> _WORK TO DO_
In your copy, include every line of the listing below exactly but none of the pictures.

┄┄┄┄┄┄

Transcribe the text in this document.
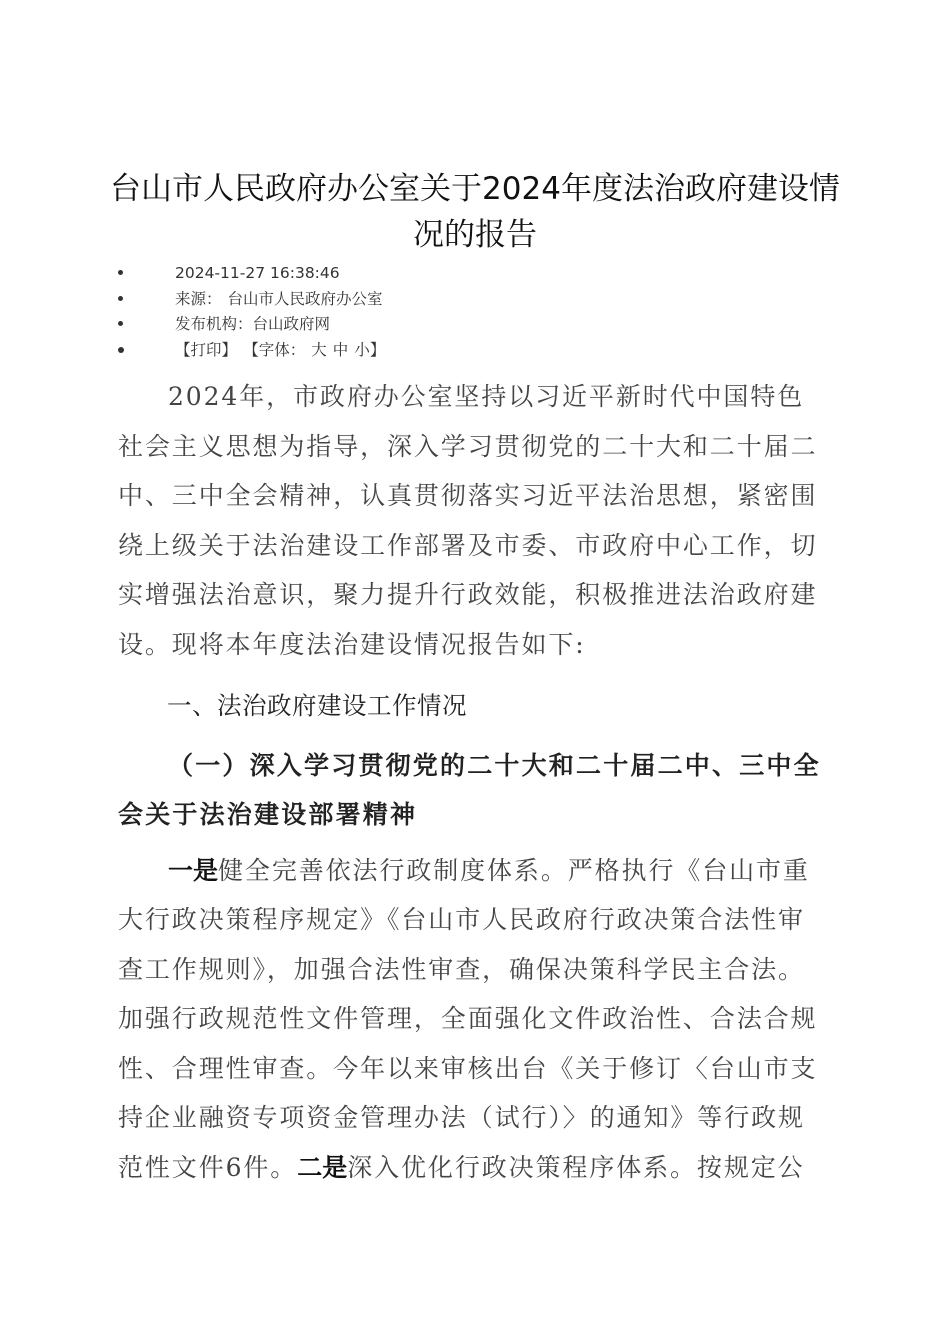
台山市人民政府办公室关于2024年度法治政府建设情况的报告
2024-11-27 16:38:46
来源： 台山市人民政府办公室
发布机构：台山政府网
【打印】 【字体： 大 中 小】

2024年，市政府办公室坚持以习近平新时代中国特色社会主义思想为指导，深入学习贯彻党的二十大和二十届二中、三中全会精神，认真贯彻落实习近平法治思想，紧密围绕上级关于法治建设工作部署及市委、市政府中心工作，切实增强法治意识，聚力提升行政效能，积极推进法治政府建设。现将本年度法治建设情况报告如下:

一、法治政府建设工作情况

（一）深入学习贯彻党的二十大和二十届二中、三中全会关于法治建设部署精神

一是健全完善依法行政制度体系。严格执行《台山市重大行政决策程序规定》《台山市人民政府行政决策合法性审查工作规则》，加强合法性审查，确保决策科学民主合法。加强行政规范性文件管理，全面强化文件政治性、合法合规性、合理性审查。今年以来审核出台《关于修订〈台山市支持企业融资专项资金管理办法（试行）〉的通知》等行政规范性文件6件。二是深入优化行政决策程序体系。按规定公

┄┄┄┄┄┄

> _RESULT_
Transcribe the text in this document.
台山市人民政府办公室关于2024年度法治政府建设情况的报告
2024-11-27 16:38:46
来源： 台山市人民政府办公室
发布机构：台山政府网
【打印】 【字体： 大 中 小】

2024年，市政府办公室坚持以习近平新时代中国特色社会主义思想为指导，深入学习贯彻党的二十大和二十届二中、三中全会精神，认真贯彻落实习近平法治思想，紧密围绕上级关于法治建设工作部署及市委、市政府中心工作，切实增强法治意识，聚力提升行政效能，积极推进法治政府建设。现将本年度法治建设情况报告如下:

一、法治政府建设工作情况

（一）深入学习贯彻党的二十大和二十届二中、三中全会关于法治建设部署精神

一是健全完善依法行政制度体系。严格执行《台山市重大行政决策程序规定》《台山市人民政府行政决策合法性审查工作规则》，加强合法性审查，确保决策科学民主合法。加强行政规范性文件管理，全面强化文件政治性、合法合规性、合理性审查。今年以来审核出台《关于修订〈台山市支持企业融资专项资金管理办法（试行）〉的通知》等行政规范性文件6件。二是深入优化行政决策程序体系。按规定公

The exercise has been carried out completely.